======== Information supplied ========

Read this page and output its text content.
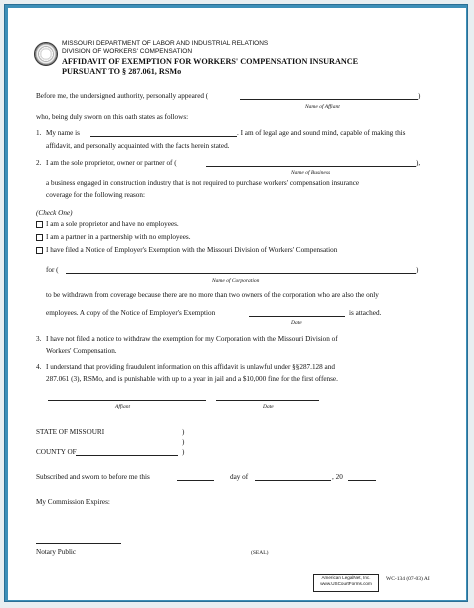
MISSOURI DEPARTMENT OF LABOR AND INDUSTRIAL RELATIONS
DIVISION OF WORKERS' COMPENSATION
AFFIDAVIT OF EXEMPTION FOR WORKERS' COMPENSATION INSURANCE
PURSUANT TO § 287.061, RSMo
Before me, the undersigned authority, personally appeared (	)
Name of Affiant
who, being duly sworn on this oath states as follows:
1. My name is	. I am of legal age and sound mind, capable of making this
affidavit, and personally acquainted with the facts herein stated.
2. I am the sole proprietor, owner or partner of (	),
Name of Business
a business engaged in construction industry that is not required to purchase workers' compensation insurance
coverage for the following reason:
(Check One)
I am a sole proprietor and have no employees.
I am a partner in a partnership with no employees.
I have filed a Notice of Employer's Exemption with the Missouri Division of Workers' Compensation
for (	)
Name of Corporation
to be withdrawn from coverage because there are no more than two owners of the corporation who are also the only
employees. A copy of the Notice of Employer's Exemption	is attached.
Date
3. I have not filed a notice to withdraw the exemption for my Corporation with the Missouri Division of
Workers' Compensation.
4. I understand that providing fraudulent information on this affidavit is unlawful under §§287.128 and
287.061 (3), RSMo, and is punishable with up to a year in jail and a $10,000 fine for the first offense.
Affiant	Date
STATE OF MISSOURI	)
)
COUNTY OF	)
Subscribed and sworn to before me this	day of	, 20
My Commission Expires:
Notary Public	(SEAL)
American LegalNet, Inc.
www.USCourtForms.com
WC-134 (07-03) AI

========
======== Information supplied ========

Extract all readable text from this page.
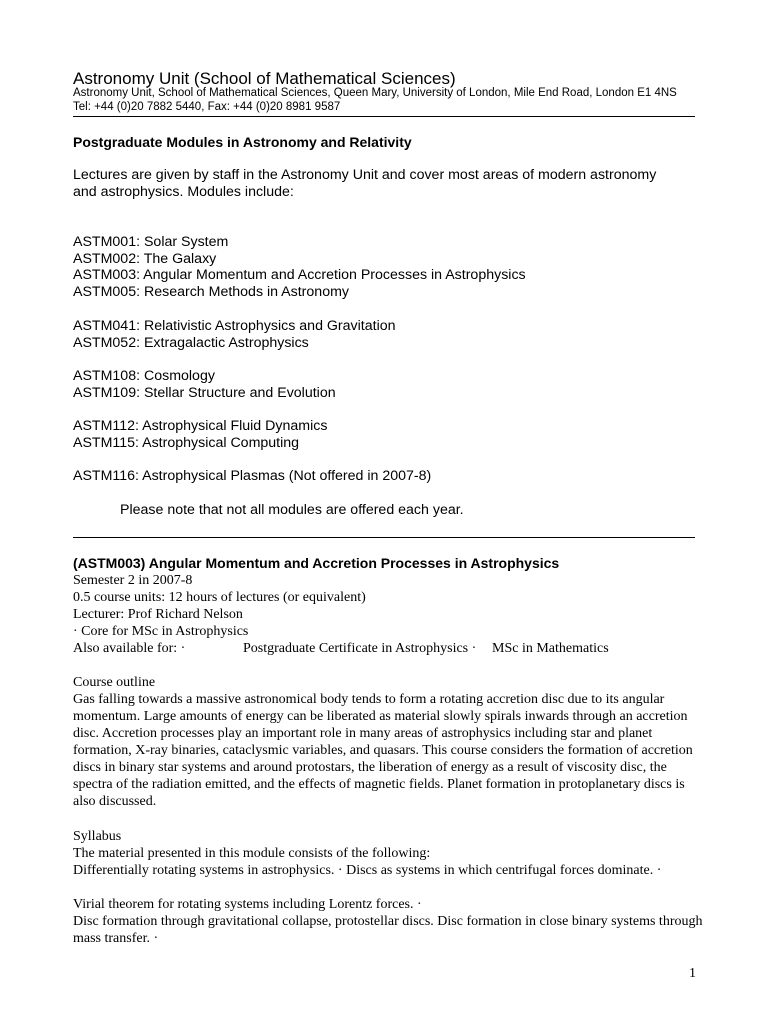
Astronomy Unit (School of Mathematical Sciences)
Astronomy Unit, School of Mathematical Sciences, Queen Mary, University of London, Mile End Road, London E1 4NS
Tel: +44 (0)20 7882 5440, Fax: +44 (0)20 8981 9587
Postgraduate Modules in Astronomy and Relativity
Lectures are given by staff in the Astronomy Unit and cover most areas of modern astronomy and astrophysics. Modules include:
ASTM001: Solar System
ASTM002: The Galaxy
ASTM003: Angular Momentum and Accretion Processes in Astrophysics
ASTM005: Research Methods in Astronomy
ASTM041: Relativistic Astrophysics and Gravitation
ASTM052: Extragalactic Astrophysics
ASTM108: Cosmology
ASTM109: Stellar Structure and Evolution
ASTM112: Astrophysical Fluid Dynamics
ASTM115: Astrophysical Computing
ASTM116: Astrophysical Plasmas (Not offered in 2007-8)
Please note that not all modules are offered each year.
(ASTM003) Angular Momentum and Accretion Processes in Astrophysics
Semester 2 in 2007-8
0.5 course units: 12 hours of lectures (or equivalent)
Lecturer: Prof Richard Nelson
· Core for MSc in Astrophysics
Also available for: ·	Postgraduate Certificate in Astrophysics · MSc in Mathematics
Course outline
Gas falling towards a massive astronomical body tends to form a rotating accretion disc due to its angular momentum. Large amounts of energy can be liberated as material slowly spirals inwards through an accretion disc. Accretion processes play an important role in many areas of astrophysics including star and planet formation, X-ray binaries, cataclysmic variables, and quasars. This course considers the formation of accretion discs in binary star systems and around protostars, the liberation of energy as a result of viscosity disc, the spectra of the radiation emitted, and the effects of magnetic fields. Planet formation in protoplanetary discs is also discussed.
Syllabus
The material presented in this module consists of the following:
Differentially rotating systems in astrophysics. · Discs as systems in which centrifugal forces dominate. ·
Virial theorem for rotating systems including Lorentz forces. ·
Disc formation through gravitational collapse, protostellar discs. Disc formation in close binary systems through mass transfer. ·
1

========
======== Information supplied ========

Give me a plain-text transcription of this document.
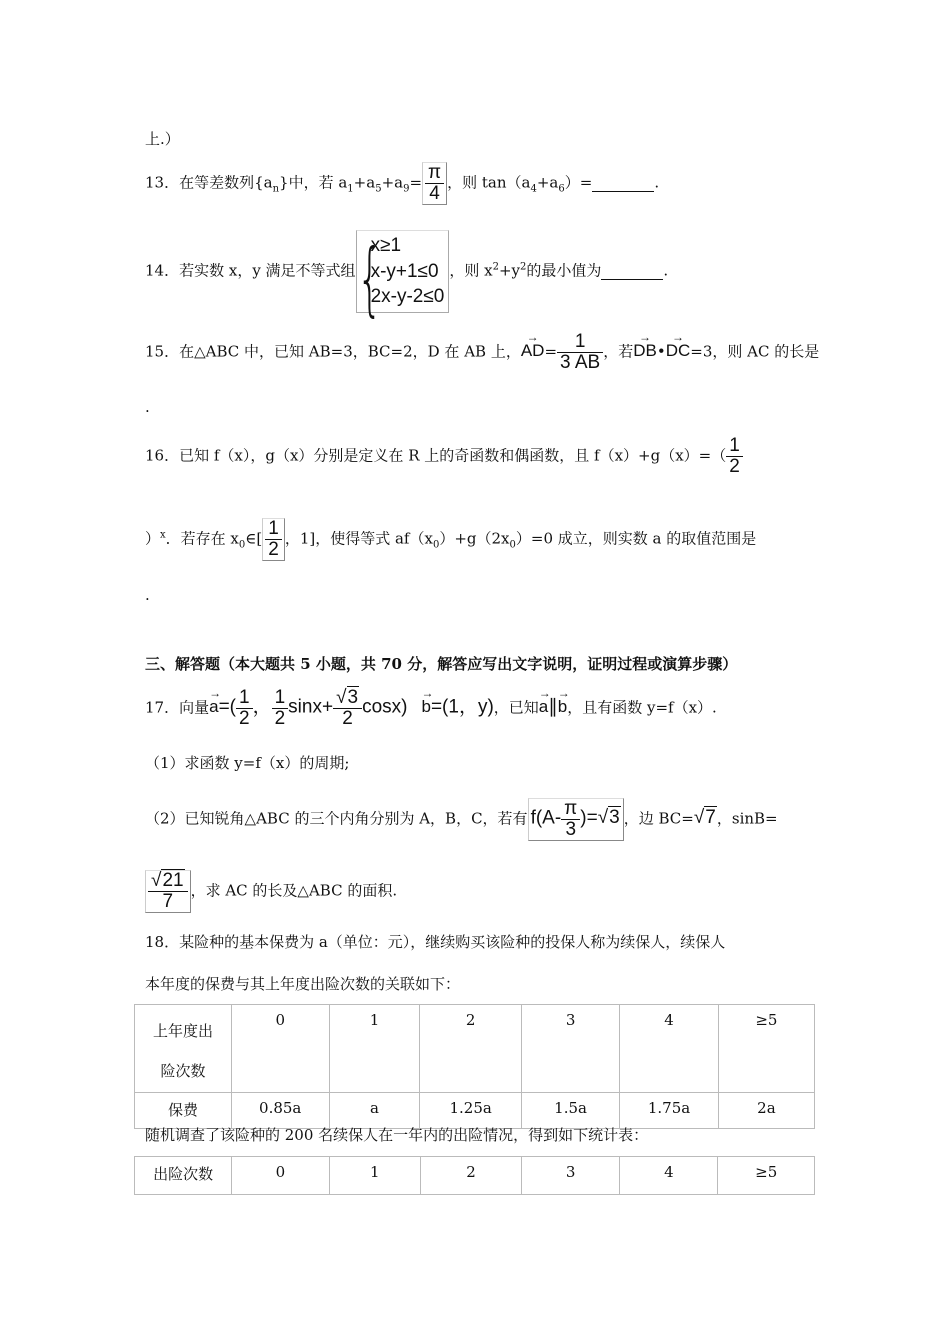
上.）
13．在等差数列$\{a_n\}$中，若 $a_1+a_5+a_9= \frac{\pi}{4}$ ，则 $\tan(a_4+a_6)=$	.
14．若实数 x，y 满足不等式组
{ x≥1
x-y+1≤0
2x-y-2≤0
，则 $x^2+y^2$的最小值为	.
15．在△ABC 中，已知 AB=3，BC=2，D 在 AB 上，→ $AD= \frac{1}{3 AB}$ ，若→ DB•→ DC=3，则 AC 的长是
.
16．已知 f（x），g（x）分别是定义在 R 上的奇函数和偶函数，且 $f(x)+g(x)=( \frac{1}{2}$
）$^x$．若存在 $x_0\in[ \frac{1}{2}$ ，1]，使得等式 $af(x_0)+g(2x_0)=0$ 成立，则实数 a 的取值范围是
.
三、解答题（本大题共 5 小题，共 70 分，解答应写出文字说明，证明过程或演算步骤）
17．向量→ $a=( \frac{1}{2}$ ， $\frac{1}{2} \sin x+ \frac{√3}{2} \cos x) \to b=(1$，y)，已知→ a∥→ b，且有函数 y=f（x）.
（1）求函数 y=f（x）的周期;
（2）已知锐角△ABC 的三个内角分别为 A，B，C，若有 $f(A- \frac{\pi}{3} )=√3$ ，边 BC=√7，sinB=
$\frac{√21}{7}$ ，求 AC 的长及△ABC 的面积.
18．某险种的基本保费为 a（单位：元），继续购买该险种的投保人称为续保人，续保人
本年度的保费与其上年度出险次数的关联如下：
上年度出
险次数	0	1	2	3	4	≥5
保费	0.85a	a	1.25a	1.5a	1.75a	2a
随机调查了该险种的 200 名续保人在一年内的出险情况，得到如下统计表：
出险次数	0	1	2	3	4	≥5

========

[Directive]: Filter out all lines lacking the word "coverage" and copy the rest.

[Written answer]:
coverage for the following reason:
to be withdrawn from coverage because there are no more than two owners of the corporation who are also the only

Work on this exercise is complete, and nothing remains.